■ AIM
Return the records that follow unaltered. Omit every picture.

### SUPPLIED RECORDS

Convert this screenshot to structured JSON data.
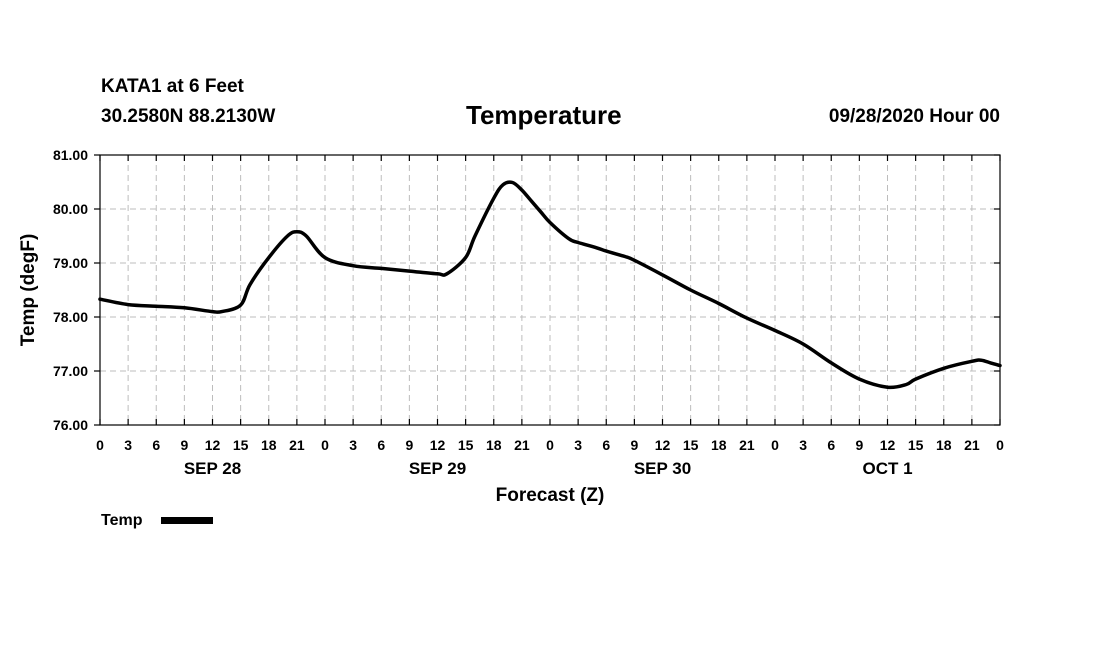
{
  "header": {
    "station": "KATA1 at 6 Feet",
    "coords": "30.2580N 88.2130W",
    "title": "Temperature",
    "datetime": "09/28/2020 Hour 00"
  },
  "chart_data": {
    "type": "line",
    "title": "Temperature",
    "xlabel": "Forecast (Z)",
    "ylabel": "Temp (degF)",
    "ylim": [
      76,
      81
    ],
    "xlim_hours": [
      0,
      96
    ],
    "grid": true,
    "legend": "bottom-left",
    "x_tick_hours": [
      0,
      3,
      6,
      9,
      12,
      15,
      18,
      21,
      24,
      27,
      30,
      33,
      36,
      39,
      42,
      45,
      48,
      51,
      54,
      57,
      60,
      63,
      66,
      69,
      72,
      75,
      78,
      81,
      84,
      87,
      90,
      93,
      96
    ],
    "x_tick_labels": [
      "0",
      "3",
      "6",
      "9",
      "12",
      "15",
      "18",
      "21",
      "0",
      "3",
      "6",
      "9",
      "12",
      "15",
      "18",
      "21",
      "0",
      "3",
      "6",
      "9",
      "12",
      "15",
      "18",
      "21",
      "0",
      "3",
      "6",
      "9",
      "12",
      "15",
      "18",
      "21",
      "0"
    ],
    "y_ticks": [
      76,
      77,
      78,
      79,
      80,
      81
    ],
    "y_tick_labels": [
      "76.00",
      "77.00",
      "78.00",
      "79.00",
      "80.00",
      "81.00"
    ],
    "day_labels": [
      {
        "label": "SEP 28",
        "hour": 12
      },
      {
        "label": "SEP 29",
        "hour": 36
      },
      {
        "label": "SEP 30",
        "hour": 60
      },
      {
        "label": "OCT 1",
        "hour": 84
      }
    ],
    "series": [
      {
        "name": "Temp",
        "color": "#000000",
        "x": [
          0,
          3,
          6,
          9,
          12,
          13,
          15,
          16,
          18,
          20,
          21,
          22,
          24,
          27,
          30,
          33,
          36,
          37,
          39,
          40,
          42,
          43,
          44,
          45,
          46,
          47,
          48,
          50,
          51,
          53,
          54,
          56,
          57,
          60,
          63,
          66,
          69,
          72,
          75,
          78,
          81,
          84,
          86,
          87,
          90,
          93,
          94,
          95,
          96
        ],
        "y": [
          78.33,
          78.23,
          78.2,
          78.17,
          78.1,
          78.1,
          78.22,
          78.6,
          79.1,
          79.5,
          79.58,
          79.5,
          79.1,
          78.95,
          78.9,
          78.85,
          78.8,
          78.8,
          79.1,
          79.5,
          80.2,
          80.45,
          80.49,
          80.35,
          80.15,
          79.95,
          79.75,
          79.45,
          79.38,
          79.28,
          79.22,
          79.12,
          79.05,
          78.78,
          78.5,
          78.25,
          77.98,
          77.75,
          77.5,
          77.15,
          76.85,
          76.7,
          76.75,
          76.85,
          77.05,
          77.18,
          77.2,
          77.15,
          77.1
        ]
      }
    ]
  },
  "legend": {
    "label": "Temp"
  }
}
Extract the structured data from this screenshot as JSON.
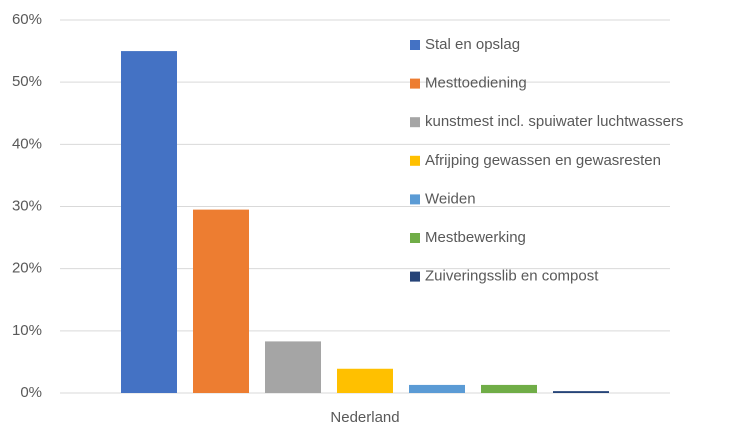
{
  "chart_data": {
    "type": "bar",
    "categories": [
      "Nederland"
    ],
    "series": [
      {
        "name": "Stal en opslag",
        "color": "#4472c4",
        "values": [
          55
        ]
      },
      {
        "name": "Mesttoediening",
        "color": "#ed7d31",
        "values": [
          29.5
        ]
      },
      {
        "name": "kunstmest incl. spuiwater luchtwassers",
        "color": "#a5a5a5",
        "values": [
          8.3
        ]
      },
      {
        "name": "Afrijping gewassen en gewasresten",
        "color": "#ffc000",
        "values": [
          3.9
        ]
      },
      {
        "name": "Weiden",
        "color": "#5b9bd5",
        "values": [
          1.3
        ]
      },
      {
        "name": "Mestbewerking",
        "color": "#70ad47",
        "values": [
          1.3
        ]
      },
      {
        "name": "Zuiveringsslib en compost",
        "color": "#264478",
        "values": [
          0.3
        ]
      }
    ],
    "ylim": [
      0,
      60
    ],
    "yticks": [
      {
        "value": 0,
        "label": "0%"
      },
      {
        "value": 10,
        "label": "10%"
      },
      {
        "value": 20,
        "label": "20%"
      },
      {
        "value": 30,
        "label": "30%"
      },
      {
        "value": 40,
        "label": "40%"
      },
      {
        "value": 50,
        "label": "50%"
      },
      {
        "value": 60,
        "label": "60%"
      }
    ],
    "grid": true,
    "legend": "upper right"
  }
}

######

■ REPLY TO THE EXERCISE
Convert this screenshot to structured JSON data.
{
  "header": {
    "station": "KATA1 at 6 Feet",
    "coords": "30.2580N 88.2130W",
    "title": "Temperature",
    "datetime": "09/28/2020 Hour 00"
  },
  "chart_data": {
    "type": "line",
    "title": "Temperature",
    "xlabel": "Forecast (Z)",
    "ylabel": "Temp (degF)",
    "ylim": [
      76,
      81
    ],
    "xlim_hours": [
      0,
      96
    ],
    "grid": true,
    "legend": "bottom-left",
    "x_tick_hours": [
      0,
      3,
      6,
      9,
      12,
      15,
      18,
      21,
      24,
      27,
      30,
      33,
      36,
      39,
      42,
      45,
      48,
      51,
      54,
      57,
      60,
      63,
      66,
      69,
      72,
      75,
      78,
      81,
      84,
      87,
      90,
      93,
      96
    ],
    "x_tick_labels": [
      "0",
      "3",
      "6",
      "9",
      "12",
      "15",
      "18",
      "21",
      "0",
      "3",
      "6",
      "9",
      "12",
      "15",
      "18",
      "21",
      "0",
      "3",
      "6",
      "9",
      "12",
      "15",
      "18",
      "21",
      "0",
      "3",
      "6",
      "9",
      "12",
      "15",
      "18",
      "21",
      "0"
    ],
    "y_ticks": [
      76,
      77,
      78,
      79,
      80,
      81
    ],
    "y_tick_labels": [
      "76.00",
      "77.00",
      "78.00",
      "79.00",
      "80.00",
      "81.00"
    ],
    "day_labels": [
      {
        "label": "SEP 28",
        "hour": 12
      },
      {
        "label": "SEP 29",
        "hour": 36
      },
      {
        "label": "SEP 30",
        "hour": 60
      },
      {
        "label": "OCT 1",
        "hour": 84
      }
    ],
    "series": [
      {
        "name": "Temp",
        "color": "#000000",
        "x": [
          0,
          3,
          6,
          9,
          12,
          13,
          15,
          16,
          18,
          20,
          21,
          22,
          24,
          27,
          30,
          33,
          36,
          37,
          39,
          40,
          42,
          43,
          44,
          45,
          46,
          47,
          48,
          50,
          51,
          53,
          54,
          56,
          57,
          60,
          63,
          66,
          69,
          72,
          75,
          78,
          81,
          84,
          86,
          87,
          90,
          93,
          94,
          95,
          96
        ],
        "y": [
          78.33,
          78.23,
          78.2,
          78.17,
          78.1,
          78.1,
          78.22,
          78.6,
          79.1,
          79.5,
          79.58,
          79.5,
          79.1,
          78.95,
          78.9,
          78.85,
          78.8,
          78.8,
          79.1,
          79.5,
          80.2,
          80.45,
          80.49,
          80.35,
          80.15,
          79.95,
          79.75,
          79.45,
          79.38,
          79.28,
          79.22,
          79.12,
          79.05,
          78.78,
          78.5,
          78.25,
          77.98,
          77.75,
          77.5,
          77.15,
          76.85,
          76.7,
          76.75,
          76.85,
          77.05,
          77.18,
          77.2,
          77.15,
          77.1
        ]
      }
    ]
  },
  "legend": {
    "label": "Temp"
  }
}
Extract the structured data from this screenshot as JSON.
{
  "chart_data": {
    "type": "bar",
    "categories": [
      "Nederland"
    ],
    "series": [
      {
        "name": "Stal en opslag",
        "color": "#4472c4",
        "values": [
          55
        ]
      },
      {
        "name": "Mesttoediening",
        "color": "#ed7d31",
        "values": [
          29.5
        ]
      },
      {
        "name": "kunstmest incl. spuiwater luchtwassers",
        "color": "#a5a5a5",
        "values": [
          8.3
        ]
      },
      {
        "name": "Afrijping gewassen en gewasresten",
        "color": "#ffc000",
        "values": [
          3.9
        ]
      },
      {
        "name": "Weiden",
        "color": "#5b9bd5",
        "values": [
          1.3
        ]
      },
      {
        "name": "Mestbewerking",
        "color": "#70ad47",
        "values": [
          1.3
        ]
      },
      {
        "name": "Zuiveringsslib en compost",
        "color": "#264478",
        "values": [
          0.3
        ]
      }
    ],
    "ylim": [
      0,
      60
    ],
    "yticks": [
      {
        "value": 0,
        "label": "0%"
      },
      {
        "value": 10,
        "label": "10%"
      },
      {
        "value": 20,
        "label": "20%"
      },
      {
        "value": 30,
        "label": "30%"
      },
      {
        "value": 40,
        "label": "40%"
      },
      {
        "value": 50,
        "label": "50%"
      },
      {
        "value": 60,
        "label": "60%"
      }
    ],
    "grid": true,
    "legend": "upper right"
  }
}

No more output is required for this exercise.